Available records:
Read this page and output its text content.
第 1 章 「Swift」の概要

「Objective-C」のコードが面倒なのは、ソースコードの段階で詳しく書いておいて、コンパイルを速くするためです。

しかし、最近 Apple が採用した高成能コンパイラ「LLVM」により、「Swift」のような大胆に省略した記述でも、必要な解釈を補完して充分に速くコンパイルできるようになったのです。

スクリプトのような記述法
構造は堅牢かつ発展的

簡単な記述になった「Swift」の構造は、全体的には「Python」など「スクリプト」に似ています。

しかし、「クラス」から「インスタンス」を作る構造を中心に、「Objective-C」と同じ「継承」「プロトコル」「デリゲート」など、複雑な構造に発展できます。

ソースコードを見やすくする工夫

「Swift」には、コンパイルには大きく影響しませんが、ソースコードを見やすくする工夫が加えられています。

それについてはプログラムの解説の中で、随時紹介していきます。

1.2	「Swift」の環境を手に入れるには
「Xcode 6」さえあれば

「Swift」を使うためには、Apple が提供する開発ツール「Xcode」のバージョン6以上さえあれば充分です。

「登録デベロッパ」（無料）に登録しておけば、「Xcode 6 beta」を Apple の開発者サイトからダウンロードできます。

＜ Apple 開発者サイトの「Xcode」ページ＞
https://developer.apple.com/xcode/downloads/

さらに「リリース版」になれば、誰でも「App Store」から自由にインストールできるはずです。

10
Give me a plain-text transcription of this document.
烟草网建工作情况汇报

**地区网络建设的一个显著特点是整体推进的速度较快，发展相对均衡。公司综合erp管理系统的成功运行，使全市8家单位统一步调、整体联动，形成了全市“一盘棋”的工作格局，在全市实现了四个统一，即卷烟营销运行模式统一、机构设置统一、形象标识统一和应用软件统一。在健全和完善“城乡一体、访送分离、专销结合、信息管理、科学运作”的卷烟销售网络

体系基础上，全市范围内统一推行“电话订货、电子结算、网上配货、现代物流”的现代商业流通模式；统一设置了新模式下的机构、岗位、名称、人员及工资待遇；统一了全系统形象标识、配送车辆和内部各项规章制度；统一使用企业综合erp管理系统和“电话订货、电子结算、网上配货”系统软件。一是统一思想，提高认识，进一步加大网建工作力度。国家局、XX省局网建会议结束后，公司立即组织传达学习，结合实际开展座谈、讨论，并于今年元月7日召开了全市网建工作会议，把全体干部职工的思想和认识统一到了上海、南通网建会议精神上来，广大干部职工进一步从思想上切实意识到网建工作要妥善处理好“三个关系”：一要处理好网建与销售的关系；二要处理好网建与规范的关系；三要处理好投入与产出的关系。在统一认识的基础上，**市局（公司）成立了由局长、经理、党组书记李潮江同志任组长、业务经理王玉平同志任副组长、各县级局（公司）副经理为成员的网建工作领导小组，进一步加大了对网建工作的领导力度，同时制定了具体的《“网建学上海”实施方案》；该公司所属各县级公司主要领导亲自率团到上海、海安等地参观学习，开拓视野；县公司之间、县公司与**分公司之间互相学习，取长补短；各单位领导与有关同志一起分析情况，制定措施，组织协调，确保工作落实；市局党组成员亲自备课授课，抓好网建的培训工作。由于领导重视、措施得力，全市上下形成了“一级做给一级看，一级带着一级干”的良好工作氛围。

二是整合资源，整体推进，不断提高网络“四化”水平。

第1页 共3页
--
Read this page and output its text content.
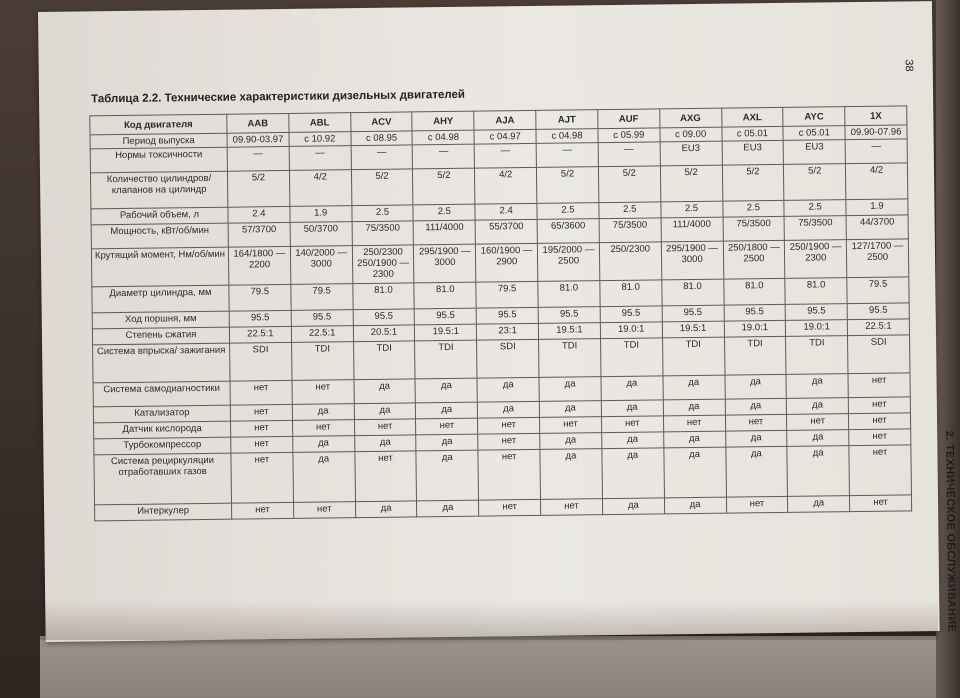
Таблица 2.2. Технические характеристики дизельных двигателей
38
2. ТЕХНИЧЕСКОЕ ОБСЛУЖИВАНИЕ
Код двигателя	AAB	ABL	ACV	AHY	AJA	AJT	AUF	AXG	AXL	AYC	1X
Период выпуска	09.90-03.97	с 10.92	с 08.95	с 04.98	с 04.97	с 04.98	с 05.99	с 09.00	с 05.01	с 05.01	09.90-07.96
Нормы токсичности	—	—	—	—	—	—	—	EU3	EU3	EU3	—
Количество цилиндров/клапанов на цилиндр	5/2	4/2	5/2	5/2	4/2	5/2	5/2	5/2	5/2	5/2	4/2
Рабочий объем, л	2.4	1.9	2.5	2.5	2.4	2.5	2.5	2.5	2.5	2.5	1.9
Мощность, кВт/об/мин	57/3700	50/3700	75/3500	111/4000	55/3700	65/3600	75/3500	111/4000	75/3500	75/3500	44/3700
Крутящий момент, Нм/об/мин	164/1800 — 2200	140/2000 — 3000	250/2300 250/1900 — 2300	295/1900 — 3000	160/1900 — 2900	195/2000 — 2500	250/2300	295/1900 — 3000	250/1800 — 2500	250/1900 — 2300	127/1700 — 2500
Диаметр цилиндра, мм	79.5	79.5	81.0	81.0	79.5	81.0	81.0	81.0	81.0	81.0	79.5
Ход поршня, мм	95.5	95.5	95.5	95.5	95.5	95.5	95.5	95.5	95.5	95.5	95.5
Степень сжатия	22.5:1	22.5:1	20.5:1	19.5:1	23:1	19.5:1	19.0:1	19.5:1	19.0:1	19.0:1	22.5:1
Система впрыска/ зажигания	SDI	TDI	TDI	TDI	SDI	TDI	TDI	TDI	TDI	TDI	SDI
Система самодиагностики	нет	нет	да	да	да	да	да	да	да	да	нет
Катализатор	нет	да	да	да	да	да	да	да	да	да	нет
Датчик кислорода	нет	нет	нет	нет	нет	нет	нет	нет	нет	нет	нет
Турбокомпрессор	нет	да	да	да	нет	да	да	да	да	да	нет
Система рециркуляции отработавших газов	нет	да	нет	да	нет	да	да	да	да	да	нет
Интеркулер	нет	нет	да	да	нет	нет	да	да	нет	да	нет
...
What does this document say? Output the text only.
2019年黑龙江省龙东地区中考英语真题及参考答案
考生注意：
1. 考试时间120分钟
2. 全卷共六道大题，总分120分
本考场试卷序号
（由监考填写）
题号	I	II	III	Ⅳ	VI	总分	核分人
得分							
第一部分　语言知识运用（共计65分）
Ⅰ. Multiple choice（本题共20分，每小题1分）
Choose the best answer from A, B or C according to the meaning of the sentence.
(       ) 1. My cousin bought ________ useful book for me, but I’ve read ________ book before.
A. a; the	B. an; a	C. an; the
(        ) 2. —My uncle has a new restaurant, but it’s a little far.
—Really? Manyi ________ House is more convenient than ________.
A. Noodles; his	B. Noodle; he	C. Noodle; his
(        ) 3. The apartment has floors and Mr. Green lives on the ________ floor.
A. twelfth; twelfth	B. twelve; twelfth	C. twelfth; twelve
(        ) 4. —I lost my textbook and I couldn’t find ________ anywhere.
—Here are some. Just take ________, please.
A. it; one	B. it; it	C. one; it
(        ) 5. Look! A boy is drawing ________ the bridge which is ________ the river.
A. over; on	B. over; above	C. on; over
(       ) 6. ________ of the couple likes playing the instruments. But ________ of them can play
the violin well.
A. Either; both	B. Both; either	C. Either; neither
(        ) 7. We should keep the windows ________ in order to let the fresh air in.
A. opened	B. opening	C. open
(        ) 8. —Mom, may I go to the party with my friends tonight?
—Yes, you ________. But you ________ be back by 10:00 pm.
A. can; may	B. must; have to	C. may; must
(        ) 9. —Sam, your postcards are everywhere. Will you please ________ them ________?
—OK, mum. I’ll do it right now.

Task goal:
Take every line from the data above that holds "Swift" and copy it out.

Exercise result:
第 1 章 「Swift」の概要
しかし、最近 Apple が採用した高成能コンパイラ「LLVM」により、「Swift」のような大胆に省略した記述でも、必要な解釈を補完して充分に速くコンパイルできるようになったのです。
簡単な記述になった「Swift」の構造は、全体的には「Python」など「スクリプト」に似ています。
「Swift」には、コンパイルには大きく影響しませんが、ソースコードを見やすくする工夫が加えられています。
1.2	「Swift」の環境を手に入れるには
「Swift」を使うためには、Apple が提供する開発ツール「Xcode」のバージョン6以上さえあれば充分です。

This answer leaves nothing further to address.